## Requirements
• A. In the text on flattening a binary tree, which pointers does the flattened list use to follow pre-order?
• B. Please say whether each statement agrees with the text on flattening a binary tree, answering yes or no and quoting the deciding words: (i) The C# approach relies on an explicit stack. (ii) The left child is pushed onto the stack before the right child. (iii) Pre-order traversal visits the left subtree before the root.
• C. Carry the text on flattening a binary tree forward from the point where it stops.

Pre-order traversal visits root -> left -> right. The flattened list follows the same order using right pointers. The Morris-style in-place approach: for each node with a left child, find the rightmost node of the left subtree, link it to the right child, move the left subtree to right, and null out left.

Algorithm

  1. 1curr = root. While curr != null:
  2. 2If curr.left != null: find the rightmost node of curr.left (call it rightmost).
  3. 3rightmost.right = curr.right. curr.right = curr.left. curr.left = null.
  4. 4curr = curr.right.

Example Walkthrough

Input: root = [1,2,5,3,4,null,6]

  1. 1.curr=1. left=2. Rightmost of 2 = 4. Link 4.right=5. 1.right=2, 1.left=null. List:1->2->3->4->5->6.
  2. 2.curr=2. left=3. Rightmost=3. Link 3.right=4. 2.right=3, 2.left=null.
  3. 3.Continue until all left pointers are null.

Output: [1,null,2,null,3,null,4,null,5,null,6]

Common Pitfalls

  • Move the left subtree to right BEFORE advancing curr - otherwise you lose the right child.
114.cs
C#
// Approach: Iterative pre-order traversal using an explicit stack.
// Push the right child first, then the left child, so the left is popped (visited) first.
// For each dequeued node, set node.right to the next item on the stack and node.left to null.

## Entries
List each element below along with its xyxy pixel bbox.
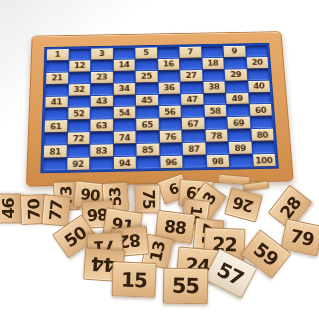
product-photo: 1357912141618202123252729323436384041434… <box>0 0 319 319</box>
loose-tiles: 6689326287390537546707786199188177950228… <box>0 0 319 319</box>
loose-tile-75[interactable]: 75 <box>135 185 161 214</box>
loose-tile-46[interactable]: 46 <box>0 194 22 224</box>
loose-tile-55[interactable]: 55 <box>163 268 209 305</box>
loose-tile-26[interactable]: 26 <box>224 187 263 223</box>
loose-tile-15[interactable]: 15 <box>111 261 156 298</box>
loose-tile-77[interactable]: 77 <box>41 194 71 226</box>
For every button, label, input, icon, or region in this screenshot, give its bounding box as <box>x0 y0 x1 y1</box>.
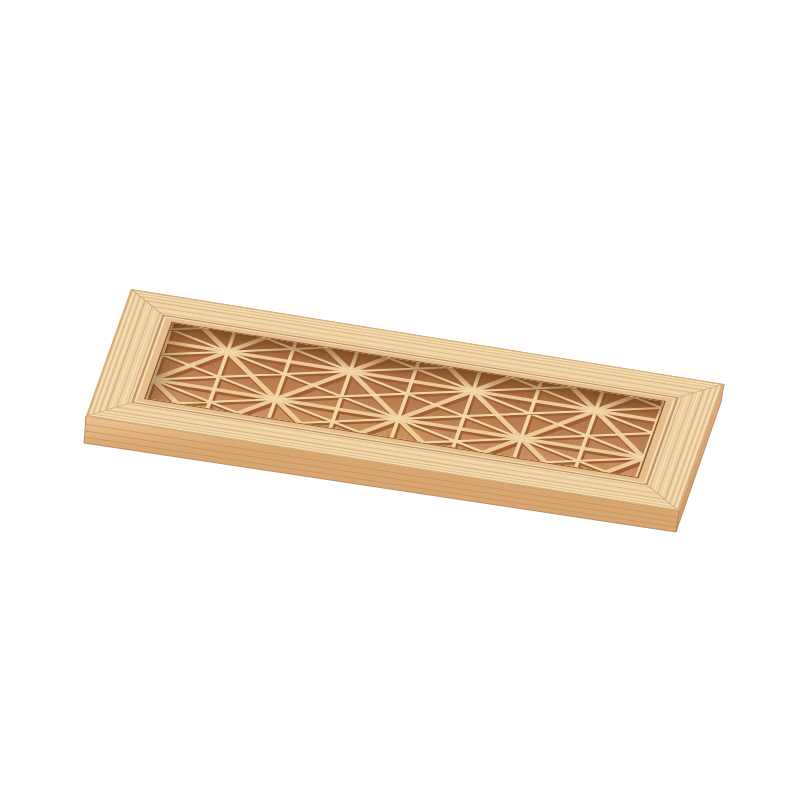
panel-top-face <box>14 277 800 532</box>
kumiko-panel <box>0 0 800 800</box>
product-photo <box>0 0 800 800</box>
panel-svg <box>0 0 800 800</box>
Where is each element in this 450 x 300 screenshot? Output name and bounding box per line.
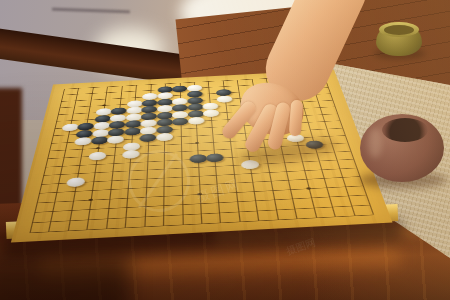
grid-line-vertical: [68, 87, 94, 230]
stone-black[interactable]: [157, 86, 172, 93]
stone-white[interactable]: [186, 85, 201, 92]
stone-black[interactable]: [141, 112, 157, 120]
stone-white[interactable]: [142, 93, 158, 100]
stone-black[interactable]: [187, 110, 203, 118]
stone-jar-highlight: [368, 128, 382, 158]
stone-white[interactable]: [107, 135, 125, 144]
grid-line-horizontal: [41, 168, 356, 185]
star-point: [293, 137, 297, 139]
grid-line-horizontal: [32, 205, 370, 223]
stone-white[interactable]: [92, 129, 110, 137]
star-point: [89, 198, 94, 201]
stone-white[interactable]: [157, 92, 172, 99]
stone-black[interactable]: [91, 136, 109, 145]
grid-line-horizontal: [43, 159, 353, 176]
star-point: [193, 100, 197, 102]
stone-white[interactable]: [110, 114, 127, 122]
stone-black[interactable]: [187, 97, 203, 104]
stone-black[interactable]: [156, 126, 173, 134]
stone-white[interactable]: [95, 108, 112, 116]
stone-black[interactable]: [125, 120, 142, 128]
star-point: [306, 187, 311, 189]
stone-white[interactable]: [74, 137, 92, 146]
grid-line-vertical: [125, 85, 137, 228]
stone-black[interactable]: [108, 128, 125, 136]
stone-black[interactable]: [124, 127, 141, 135]
star-point: [195, 142, 199, 144]
pinky-finger: [289, 100, 303, 137]
grid-line-vertical: [223, 81, 241, 222]
stone-white[interactable]: [172, 111, 188, 119]
stone-white[interactable]: [88, 152, 106, 161]
stone-white[interactable]: [126, 107, 142, 115]
stone-black[interactable]: [109, 121, 126, 129]
stone-jar-opening: [382, 118, 428, 142]
stone-black[interactable]: [172, 104, 188, 112]
stone-white[interactable]: [140, 126, 157, 134]
stone-black[interactable]: [189, 154, 207, 163]
stone-white[interactable]: [122, 142, 140, 151]
stone-white[interactable]: [93, 122, 110, 130]
photo-scene: 摄图网 摄图网: [0, 0, 450, 300]
stone-black[interactable]: [206, 153, 224, 162]
stone-black[interactable]: [216, 89, 232, 96]
stone-black[interactable]: [187, 91, 203, 98]
stone-black[interactable]: [157, 99, 173, 107]
stone-black[interactable]: [94, 115, 111, 123]
stone-black[interactable]: [142, 99, 158, 107]
stone-white[interactable]: [203, 109, 220, 117]
stone-black[interactable]: [156, 118, 172, 126]
star-point: [96, 147, 100, 149]
stone-white[interactable]: [156, 133, 173, 142]
stone-black[interactable]: [156, 112, 172, 120]
stone-black[interactable]: [111, 107, 128, 115]
stone-black[interactable]: [139, 134, 156, 143]
stone-white[interactable]: [125, 113, 142, 121]
stone-black[interactable]: [141, 106, 157, 114]
tea-surface: [384, 25, 414, 35]
stone-white[interactable]: [188, 117, 205, 125]
grid-line-vertical: [49, 88, 80, 232]
stone-white[interactable]: [61, 123, 79, 131]
stone-white[interactable]: [217, 95, 233, 102]
star-point: [103, 105, 107, 107]
stone-black[interactable]: [172, 118, 188, 126]
stone-black[interactable]: [77, 123, 95, 131]
stone-black[interactable]: [76, 130, 94, 138]
shadow-corner: [0, 255, 130, 300]
stone-black[interactable]: [187, 103, 203, 111]
stone-white[interactable]: [66, 177, 86, 187]
grid-line-vertical: [106, 86, 123, 229]
go-board[interactable]: [11, 70, 393, 243]
stone-black[interactable]: [172, 85, 187, 92]
stone-white[interactable]: [172, 98, 188, 106]
stone-white[interactable]: [127, 100, 143, 108]
stone-white[interactable]: [202, 103, 218, 111]
stone-white[interactable]: [157, 105, 173, 113]
grid-line-vertical: [87, 87, 108, 230]
stone-white[interactable]: [140, 119, 157, 127]
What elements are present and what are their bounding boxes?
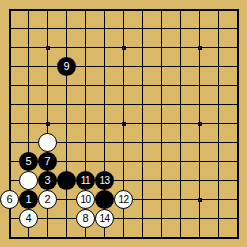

## Replies
• A. Right pointers.

• B.
(i) Yes: "Iterative pre-order traversal using an explicit stack."
(ii) No: "Push the right child first, then the left child, so the left is popped (visited) first."
(iii) No: "Pre-order traversal visits root -> left -> right."

• C.
// This rewires all pointers in-place to form a right-only singly linked list in pre-order.
// Time: O(n) Space: O(n)

public class TreeNode
{
    public int val;
    public TreeNode left;
    public TreeNode right;
    public TreeNode(int val = 0, TreeNode left = null, TreeNode right = null)
    {
        this.val = val;
        this.left = left;
        this.right = right;
    }
}

public class Solution
{
    public void Flatten(TreeNode root)
    {
        if (root == null)
            return;

        var st = new Stack<TreeNode>();
        st.Push(root);

        while (st.Count > 0)
        {
            root = st.Pop();

            if (root.right != null)
                st.Push(root.right);

            if (root.left != null)
                st.Push(root.left);

            if (st.Count > 0)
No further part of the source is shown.